= JOB =
Set out every line bearing the string "opinion".

+ + + +

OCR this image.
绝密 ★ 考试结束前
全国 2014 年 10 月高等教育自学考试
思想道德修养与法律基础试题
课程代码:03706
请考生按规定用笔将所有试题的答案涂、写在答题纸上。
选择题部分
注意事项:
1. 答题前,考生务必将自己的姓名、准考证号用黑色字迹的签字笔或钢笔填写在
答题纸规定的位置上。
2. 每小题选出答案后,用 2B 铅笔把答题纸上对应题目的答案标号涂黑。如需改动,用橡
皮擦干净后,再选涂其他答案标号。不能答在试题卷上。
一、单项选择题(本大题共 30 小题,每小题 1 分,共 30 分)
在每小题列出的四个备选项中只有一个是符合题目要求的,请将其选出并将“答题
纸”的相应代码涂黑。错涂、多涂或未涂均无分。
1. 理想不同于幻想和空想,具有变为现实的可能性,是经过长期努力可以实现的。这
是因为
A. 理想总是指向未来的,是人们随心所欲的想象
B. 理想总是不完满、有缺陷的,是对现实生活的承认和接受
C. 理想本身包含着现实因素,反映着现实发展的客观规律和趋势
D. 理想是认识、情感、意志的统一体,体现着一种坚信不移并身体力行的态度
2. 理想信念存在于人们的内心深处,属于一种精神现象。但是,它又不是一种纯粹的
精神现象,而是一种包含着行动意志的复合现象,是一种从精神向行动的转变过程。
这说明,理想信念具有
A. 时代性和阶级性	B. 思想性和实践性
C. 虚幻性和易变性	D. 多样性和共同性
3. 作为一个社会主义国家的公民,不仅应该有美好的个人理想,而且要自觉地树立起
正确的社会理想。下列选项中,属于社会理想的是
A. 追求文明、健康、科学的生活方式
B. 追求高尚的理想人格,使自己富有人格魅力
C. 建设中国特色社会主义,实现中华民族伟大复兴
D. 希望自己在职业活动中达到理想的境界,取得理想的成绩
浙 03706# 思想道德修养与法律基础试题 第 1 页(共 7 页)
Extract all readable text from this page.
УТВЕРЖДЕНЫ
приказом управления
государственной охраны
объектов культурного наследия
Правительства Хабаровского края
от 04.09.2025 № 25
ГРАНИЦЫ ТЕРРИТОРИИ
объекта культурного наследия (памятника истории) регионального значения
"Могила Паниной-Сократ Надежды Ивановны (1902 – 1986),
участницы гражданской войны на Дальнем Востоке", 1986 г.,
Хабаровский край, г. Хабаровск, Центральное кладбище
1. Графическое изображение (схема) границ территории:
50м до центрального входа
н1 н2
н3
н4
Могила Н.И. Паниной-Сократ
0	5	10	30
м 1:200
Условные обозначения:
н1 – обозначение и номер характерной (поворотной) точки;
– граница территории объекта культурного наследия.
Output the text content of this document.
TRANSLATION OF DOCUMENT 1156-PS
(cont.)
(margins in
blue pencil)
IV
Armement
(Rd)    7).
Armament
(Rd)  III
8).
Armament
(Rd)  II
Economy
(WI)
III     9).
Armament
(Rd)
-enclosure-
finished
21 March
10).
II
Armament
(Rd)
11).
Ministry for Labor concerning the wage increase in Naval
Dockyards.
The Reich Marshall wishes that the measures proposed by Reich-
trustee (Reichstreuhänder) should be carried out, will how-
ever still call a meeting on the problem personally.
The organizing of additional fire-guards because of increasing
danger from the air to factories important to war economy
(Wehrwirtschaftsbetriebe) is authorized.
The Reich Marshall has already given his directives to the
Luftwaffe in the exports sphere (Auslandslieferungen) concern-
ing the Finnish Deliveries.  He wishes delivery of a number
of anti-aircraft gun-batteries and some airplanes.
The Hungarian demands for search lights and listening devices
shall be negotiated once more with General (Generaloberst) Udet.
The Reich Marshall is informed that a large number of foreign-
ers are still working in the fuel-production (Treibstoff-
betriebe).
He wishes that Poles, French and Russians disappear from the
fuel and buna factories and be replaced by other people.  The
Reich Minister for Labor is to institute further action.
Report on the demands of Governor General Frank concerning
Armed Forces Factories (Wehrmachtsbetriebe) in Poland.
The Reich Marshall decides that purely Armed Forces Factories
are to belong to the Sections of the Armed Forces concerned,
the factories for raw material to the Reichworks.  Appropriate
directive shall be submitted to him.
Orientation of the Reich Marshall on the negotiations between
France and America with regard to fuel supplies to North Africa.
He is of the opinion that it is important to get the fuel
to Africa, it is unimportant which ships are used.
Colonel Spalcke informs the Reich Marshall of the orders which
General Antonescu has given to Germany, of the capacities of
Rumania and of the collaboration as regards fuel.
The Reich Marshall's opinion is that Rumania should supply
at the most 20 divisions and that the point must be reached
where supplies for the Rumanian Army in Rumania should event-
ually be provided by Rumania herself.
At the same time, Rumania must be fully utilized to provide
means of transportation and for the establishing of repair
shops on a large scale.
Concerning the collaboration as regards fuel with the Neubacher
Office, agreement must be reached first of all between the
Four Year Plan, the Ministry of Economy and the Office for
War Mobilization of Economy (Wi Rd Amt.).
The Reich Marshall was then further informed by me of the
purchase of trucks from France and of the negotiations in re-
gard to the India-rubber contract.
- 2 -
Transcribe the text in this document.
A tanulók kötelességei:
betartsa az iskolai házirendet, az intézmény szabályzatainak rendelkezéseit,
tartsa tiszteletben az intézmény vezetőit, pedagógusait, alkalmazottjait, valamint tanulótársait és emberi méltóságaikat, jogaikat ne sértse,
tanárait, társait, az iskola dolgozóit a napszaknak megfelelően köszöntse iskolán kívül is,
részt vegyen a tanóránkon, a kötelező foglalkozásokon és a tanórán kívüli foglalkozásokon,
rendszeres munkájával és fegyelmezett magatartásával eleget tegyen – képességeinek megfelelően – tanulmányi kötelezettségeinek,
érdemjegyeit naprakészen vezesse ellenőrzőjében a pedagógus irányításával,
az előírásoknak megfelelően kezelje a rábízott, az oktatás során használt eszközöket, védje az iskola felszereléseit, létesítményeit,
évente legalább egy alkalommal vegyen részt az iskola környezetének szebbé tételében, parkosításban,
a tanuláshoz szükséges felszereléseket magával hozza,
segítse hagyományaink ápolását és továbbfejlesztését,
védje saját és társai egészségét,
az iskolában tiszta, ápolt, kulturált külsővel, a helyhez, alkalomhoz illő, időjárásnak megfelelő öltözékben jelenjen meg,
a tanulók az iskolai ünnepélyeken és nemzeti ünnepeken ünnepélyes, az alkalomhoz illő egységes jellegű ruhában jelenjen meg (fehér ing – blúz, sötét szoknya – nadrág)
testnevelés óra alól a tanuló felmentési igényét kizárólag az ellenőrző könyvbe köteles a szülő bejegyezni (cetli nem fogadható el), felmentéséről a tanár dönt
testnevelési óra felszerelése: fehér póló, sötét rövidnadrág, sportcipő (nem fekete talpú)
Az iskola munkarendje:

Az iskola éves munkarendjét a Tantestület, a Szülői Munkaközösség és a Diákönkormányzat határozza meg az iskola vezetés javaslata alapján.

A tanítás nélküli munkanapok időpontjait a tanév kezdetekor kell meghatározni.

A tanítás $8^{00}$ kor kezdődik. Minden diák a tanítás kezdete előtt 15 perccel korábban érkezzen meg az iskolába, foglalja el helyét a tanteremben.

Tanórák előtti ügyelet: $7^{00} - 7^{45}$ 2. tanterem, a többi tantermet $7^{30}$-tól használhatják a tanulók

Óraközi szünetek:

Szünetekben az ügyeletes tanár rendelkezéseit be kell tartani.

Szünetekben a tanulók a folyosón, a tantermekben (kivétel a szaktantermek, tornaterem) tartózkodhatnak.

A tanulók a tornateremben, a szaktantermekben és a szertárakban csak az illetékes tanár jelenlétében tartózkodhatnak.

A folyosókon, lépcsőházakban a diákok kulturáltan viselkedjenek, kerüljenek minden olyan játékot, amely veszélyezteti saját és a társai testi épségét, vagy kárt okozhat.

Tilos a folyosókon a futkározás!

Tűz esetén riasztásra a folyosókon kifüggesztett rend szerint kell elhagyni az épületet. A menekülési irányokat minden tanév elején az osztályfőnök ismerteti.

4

+ + + +

= RESPONSE =
He is of the opinion that it is important to get the fuel
The Reich Marshall's opinion is that Rumania should supply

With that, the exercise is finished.